#### EXERCISE INPUTS ####
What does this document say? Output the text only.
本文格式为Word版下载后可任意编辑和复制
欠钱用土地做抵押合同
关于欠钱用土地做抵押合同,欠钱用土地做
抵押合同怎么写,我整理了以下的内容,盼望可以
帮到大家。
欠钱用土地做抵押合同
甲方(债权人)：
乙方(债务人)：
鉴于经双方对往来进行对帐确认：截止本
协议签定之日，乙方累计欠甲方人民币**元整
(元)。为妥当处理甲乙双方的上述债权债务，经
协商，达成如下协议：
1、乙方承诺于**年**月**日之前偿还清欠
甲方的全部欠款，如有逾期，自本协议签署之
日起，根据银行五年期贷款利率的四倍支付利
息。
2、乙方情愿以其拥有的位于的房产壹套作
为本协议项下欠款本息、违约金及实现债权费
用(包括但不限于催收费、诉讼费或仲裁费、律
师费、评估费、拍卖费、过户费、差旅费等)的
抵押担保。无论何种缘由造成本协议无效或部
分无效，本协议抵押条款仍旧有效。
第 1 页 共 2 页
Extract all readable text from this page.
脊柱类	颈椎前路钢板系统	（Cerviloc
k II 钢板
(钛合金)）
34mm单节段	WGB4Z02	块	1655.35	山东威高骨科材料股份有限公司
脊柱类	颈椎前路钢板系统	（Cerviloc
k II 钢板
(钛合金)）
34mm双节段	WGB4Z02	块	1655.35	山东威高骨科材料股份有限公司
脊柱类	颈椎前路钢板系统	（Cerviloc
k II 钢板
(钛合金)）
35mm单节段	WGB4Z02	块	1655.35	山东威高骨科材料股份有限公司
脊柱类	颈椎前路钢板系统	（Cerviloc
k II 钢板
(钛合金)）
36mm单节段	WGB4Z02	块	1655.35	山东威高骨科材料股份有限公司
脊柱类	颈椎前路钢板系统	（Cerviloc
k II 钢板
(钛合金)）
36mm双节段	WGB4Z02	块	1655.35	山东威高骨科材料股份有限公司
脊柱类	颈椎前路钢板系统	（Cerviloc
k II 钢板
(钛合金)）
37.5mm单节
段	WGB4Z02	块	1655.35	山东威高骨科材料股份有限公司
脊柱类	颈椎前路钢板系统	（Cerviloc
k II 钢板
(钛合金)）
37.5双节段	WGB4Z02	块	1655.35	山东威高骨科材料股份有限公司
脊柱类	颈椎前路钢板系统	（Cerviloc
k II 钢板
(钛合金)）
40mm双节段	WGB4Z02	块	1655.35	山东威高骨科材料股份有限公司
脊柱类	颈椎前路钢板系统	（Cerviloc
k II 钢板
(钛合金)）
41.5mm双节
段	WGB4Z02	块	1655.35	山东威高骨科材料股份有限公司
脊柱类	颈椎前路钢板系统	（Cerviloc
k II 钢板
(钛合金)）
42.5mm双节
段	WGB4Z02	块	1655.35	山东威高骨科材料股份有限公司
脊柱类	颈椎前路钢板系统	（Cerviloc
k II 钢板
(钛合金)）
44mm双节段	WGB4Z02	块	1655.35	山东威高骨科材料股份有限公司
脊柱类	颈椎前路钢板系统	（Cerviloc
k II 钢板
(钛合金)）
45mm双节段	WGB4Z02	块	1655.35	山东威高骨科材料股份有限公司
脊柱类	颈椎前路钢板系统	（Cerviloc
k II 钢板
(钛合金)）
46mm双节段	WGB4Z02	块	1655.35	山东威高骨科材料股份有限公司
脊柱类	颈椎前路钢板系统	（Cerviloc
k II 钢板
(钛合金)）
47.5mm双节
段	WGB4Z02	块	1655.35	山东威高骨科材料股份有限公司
####
▶ [PROBLEM REQUIREMENTS]
Scan the listing above. Gather each line that contains the word "text".

▶ [WORKED ANSWER]
What does this document say? Output the text only.
Extract all readable text from this page.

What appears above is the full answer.